— begin —

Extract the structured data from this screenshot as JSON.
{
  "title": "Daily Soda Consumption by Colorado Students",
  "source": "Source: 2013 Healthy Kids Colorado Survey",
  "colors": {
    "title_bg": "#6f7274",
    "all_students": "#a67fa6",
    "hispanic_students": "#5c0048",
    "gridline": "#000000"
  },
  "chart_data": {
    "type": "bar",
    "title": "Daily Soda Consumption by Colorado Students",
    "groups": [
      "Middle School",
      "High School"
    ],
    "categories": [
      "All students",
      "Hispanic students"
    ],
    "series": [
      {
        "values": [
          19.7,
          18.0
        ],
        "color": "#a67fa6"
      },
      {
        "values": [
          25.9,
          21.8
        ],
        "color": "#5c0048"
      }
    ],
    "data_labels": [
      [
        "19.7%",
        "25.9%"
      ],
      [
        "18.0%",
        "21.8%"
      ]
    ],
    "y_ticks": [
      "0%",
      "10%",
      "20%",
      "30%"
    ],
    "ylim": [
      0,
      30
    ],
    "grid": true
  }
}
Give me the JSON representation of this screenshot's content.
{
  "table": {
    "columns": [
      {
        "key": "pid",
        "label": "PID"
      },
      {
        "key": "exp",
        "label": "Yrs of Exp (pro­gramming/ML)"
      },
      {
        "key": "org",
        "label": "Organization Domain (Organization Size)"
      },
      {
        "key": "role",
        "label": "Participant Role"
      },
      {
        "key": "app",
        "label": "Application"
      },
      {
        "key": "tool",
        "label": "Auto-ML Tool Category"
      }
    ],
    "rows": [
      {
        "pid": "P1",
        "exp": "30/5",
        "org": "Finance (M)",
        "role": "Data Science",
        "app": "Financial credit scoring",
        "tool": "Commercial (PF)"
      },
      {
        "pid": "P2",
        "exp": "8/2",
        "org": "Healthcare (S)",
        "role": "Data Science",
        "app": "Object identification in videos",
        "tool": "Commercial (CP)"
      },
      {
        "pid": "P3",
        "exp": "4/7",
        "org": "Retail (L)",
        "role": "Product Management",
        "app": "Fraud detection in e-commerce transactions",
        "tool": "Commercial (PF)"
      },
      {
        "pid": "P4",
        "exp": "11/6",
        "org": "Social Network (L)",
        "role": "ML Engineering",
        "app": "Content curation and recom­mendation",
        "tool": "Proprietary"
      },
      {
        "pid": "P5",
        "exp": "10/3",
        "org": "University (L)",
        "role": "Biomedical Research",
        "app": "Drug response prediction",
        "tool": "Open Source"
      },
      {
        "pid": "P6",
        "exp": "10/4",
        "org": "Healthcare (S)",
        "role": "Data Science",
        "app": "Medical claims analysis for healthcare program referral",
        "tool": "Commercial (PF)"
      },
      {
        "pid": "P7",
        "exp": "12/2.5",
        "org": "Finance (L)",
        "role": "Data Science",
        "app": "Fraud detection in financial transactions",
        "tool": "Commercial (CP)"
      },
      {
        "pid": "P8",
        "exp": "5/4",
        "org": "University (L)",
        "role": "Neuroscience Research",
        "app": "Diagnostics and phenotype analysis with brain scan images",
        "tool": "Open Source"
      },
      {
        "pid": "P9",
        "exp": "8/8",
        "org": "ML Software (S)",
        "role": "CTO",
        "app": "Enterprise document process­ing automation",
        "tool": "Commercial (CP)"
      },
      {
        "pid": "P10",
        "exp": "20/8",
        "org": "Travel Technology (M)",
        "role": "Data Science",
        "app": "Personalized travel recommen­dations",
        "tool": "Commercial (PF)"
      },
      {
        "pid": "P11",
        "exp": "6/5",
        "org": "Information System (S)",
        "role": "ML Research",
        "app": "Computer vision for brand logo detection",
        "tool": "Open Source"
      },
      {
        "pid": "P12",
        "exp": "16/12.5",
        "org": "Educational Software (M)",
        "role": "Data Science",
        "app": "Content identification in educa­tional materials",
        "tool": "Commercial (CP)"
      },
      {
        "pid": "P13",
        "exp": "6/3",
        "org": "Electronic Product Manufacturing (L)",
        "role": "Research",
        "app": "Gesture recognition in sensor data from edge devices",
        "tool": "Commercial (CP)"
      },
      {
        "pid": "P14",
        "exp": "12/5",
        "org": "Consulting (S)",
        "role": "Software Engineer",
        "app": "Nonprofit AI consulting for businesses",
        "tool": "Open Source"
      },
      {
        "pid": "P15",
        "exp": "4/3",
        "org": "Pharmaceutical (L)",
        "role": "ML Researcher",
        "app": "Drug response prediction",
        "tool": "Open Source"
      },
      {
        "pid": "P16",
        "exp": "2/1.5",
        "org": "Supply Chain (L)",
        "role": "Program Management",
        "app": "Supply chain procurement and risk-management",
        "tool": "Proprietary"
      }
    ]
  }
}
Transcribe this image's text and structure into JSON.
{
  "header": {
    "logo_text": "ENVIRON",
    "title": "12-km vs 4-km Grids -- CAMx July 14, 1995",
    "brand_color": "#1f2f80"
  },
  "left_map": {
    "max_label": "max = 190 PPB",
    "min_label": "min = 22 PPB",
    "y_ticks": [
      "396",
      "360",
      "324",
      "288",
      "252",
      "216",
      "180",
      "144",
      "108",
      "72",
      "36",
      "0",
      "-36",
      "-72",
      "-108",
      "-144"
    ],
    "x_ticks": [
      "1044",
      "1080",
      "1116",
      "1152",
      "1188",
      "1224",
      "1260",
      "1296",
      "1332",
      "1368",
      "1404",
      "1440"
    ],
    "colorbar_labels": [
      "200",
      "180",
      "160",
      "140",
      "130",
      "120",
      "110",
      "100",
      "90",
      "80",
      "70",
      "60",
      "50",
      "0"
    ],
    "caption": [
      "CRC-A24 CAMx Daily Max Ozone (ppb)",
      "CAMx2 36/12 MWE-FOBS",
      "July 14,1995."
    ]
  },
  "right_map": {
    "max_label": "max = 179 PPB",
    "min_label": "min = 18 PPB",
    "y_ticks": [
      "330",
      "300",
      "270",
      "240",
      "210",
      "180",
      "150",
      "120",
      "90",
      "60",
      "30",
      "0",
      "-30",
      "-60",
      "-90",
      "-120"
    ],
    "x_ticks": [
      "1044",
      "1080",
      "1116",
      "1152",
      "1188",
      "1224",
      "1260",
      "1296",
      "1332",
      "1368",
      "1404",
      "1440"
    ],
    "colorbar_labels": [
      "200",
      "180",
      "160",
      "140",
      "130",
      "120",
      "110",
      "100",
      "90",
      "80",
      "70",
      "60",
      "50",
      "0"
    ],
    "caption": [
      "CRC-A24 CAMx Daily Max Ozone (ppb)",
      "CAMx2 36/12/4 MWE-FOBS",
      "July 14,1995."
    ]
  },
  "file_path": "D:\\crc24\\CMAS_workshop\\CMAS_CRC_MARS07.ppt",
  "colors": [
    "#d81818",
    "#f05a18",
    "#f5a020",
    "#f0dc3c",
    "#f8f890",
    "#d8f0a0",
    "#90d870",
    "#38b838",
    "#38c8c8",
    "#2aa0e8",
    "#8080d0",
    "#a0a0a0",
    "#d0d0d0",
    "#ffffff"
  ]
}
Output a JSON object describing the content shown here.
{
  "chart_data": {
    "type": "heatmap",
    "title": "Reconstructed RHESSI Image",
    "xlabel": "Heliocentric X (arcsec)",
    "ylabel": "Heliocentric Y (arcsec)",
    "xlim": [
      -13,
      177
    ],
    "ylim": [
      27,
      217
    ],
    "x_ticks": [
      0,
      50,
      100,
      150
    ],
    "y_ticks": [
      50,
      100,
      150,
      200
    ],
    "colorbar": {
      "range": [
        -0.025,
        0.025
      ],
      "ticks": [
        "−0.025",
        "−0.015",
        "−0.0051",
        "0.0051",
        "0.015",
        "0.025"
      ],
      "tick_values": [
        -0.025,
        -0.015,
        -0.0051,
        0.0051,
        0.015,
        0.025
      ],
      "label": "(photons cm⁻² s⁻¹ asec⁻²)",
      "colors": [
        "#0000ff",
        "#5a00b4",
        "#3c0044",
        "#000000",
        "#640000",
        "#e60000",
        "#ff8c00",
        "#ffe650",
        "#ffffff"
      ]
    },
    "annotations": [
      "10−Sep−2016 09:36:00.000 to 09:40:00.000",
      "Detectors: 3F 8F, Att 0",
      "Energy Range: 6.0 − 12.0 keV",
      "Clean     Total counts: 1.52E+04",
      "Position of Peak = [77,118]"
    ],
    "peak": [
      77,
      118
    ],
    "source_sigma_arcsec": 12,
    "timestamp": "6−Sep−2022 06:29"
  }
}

— end —

**The problem**
Make a copy of each line that contains the string "transactions".

**Answer in full**
        "app": "Fraud detection in e-commerce transactions",
        "app": "Fraud detection in financial transactions",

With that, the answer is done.